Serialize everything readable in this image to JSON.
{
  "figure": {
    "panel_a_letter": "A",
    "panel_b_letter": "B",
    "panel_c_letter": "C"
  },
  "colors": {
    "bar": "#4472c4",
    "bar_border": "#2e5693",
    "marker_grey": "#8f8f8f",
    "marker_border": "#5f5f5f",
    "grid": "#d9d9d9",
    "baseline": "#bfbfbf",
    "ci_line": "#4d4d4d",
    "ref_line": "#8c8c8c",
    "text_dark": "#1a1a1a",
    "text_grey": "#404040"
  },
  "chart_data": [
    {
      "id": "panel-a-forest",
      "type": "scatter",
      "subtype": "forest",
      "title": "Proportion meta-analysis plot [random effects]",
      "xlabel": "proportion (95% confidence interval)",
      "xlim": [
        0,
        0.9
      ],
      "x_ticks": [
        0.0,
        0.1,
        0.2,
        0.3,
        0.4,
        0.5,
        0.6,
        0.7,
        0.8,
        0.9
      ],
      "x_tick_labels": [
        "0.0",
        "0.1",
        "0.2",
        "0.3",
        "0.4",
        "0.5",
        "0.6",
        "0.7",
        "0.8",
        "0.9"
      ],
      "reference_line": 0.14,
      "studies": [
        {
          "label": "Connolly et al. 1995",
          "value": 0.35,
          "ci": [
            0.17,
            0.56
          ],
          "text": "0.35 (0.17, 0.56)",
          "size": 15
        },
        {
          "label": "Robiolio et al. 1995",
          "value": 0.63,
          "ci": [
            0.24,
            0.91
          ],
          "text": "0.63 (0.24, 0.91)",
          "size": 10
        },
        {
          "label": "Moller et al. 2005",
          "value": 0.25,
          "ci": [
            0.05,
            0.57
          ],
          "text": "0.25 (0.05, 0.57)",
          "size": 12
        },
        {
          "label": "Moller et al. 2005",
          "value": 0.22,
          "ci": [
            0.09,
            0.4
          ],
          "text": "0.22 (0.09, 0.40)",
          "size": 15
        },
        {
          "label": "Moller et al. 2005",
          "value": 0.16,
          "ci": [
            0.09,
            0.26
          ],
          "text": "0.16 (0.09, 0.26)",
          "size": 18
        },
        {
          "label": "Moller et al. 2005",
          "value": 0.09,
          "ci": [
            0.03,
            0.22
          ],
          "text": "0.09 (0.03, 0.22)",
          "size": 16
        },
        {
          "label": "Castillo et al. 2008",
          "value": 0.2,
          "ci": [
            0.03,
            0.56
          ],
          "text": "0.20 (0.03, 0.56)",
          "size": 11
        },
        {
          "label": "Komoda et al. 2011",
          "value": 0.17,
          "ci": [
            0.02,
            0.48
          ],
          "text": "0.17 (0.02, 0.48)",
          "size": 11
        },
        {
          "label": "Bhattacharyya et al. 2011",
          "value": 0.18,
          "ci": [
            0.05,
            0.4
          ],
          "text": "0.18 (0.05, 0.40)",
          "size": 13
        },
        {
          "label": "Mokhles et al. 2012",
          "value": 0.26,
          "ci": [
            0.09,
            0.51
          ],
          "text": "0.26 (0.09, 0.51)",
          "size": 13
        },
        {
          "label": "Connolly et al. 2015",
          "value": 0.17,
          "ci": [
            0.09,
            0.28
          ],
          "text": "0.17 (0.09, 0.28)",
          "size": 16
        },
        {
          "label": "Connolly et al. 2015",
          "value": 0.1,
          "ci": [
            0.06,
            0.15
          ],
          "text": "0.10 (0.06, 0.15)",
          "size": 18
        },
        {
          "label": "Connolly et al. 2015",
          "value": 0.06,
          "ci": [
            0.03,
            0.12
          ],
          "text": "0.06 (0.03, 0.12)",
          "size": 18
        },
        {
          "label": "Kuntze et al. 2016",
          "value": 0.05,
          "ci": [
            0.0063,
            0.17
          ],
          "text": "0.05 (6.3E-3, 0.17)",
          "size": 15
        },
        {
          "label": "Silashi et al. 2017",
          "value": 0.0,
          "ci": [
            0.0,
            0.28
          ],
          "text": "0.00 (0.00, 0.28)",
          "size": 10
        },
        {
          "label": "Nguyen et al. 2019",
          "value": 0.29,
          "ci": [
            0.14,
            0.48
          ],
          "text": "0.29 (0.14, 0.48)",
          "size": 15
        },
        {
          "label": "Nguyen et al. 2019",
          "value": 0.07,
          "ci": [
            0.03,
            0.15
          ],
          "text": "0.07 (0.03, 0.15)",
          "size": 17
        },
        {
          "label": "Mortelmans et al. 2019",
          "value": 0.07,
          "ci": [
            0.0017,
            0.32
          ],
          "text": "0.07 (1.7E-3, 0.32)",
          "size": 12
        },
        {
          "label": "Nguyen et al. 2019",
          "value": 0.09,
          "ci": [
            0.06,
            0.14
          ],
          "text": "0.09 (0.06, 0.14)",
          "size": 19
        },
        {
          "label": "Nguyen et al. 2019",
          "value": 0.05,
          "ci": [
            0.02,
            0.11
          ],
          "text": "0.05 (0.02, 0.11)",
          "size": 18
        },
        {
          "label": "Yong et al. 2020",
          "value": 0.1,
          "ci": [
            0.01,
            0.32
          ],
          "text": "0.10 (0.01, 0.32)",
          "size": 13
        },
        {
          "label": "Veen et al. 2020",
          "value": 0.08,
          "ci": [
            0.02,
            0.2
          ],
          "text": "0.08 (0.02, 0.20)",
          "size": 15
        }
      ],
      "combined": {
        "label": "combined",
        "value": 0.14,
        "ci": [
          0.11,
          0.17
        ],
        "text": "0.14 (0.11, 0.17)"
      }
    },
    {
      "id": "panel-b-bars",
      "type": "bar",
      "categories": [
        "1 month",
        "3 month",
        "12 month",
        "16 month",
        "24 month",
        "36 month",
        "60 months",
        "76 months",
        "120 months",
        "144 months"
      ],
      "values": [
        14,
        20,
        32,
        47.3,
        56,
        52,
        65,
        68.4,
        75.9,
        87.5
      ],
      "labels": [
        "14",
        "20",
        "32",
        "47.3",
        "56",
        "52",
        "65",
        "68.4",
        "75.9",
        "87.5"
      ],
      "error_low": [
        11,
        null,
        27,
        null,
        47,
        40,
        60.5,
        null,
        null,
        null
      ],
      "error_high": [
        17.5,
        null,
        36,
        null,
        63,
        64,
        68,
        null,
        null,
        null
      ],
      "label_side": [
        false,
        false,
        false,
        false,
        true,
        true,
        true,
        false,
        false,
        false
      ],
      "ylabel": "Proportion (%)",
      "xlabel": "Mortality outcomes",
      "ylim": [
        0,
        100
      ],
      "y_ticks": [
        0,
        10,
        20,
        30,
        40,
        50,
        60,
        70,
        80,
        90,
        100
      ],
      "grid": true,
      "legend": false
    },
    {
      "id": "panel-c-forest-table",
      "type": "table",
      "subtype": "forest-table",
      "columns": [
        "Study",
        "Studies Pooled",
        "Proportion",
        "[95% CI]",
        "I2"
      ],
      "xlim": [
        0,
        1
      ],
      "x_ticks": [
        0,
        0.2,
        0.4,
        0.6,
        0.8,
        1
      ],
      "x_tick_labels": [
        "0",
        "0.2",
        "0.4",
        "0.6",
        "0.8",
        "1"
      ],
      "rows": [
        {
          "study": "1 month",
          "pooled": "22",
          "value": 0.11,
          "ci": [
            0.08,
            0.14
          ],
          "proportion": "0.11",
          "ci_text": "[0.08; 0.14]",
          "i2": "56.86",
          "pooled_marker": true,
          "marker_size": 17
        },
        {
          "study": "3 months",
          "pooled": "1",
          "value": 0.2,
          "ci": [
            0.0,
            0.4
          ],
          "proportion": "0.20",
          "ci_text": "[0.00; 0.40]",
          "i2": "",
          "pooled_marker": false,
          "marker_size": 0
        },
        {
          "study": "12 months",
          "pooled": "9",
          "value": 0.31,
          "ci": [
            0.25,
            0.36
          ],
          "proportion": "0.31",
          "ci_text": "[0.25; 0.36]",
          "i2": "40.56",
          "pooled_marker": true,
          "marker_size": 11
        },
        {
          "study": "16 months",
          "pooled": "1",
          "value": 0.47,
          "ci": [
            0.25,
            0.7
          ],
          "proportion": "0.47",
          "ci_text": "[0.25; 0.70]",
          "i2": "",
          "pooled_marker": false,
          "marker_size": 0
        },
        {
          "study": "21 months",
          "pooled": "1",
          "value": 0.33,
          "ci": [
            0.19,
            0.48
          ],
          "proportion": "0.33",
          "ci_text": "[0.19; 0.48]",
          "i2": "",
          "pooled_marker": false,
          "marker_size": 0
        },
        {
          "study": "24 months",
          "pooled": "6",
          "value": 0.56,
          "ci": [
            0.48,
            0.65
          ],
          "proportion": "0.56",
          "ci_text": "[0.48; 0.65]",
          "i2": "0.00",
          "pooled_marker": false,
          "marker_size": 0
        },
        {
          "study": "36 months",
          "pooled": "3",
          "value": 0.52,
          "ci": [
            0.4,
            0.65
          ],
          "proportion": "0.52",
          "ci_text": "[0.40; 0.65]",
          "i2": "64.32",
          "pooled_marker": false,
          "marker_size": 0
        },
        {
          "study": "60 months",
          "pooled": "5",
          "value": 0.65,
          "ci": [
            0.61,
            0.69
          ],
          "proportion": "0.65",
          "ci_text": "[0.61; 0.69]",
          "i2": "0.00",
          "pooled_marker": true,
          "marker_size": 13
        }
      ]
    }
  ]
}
======
What this task involves: Find every line that holds "months" and copy it.

Correct answer:
        "60 months",
        "76 months",
        "120 months",
        "144 months"
          "study": "3 months",
          "study": "12 months",
          "study": "16 months",
          "study": "21 months",
          "study": "24 months",
          "study": "36 months",
          "study": "60 months",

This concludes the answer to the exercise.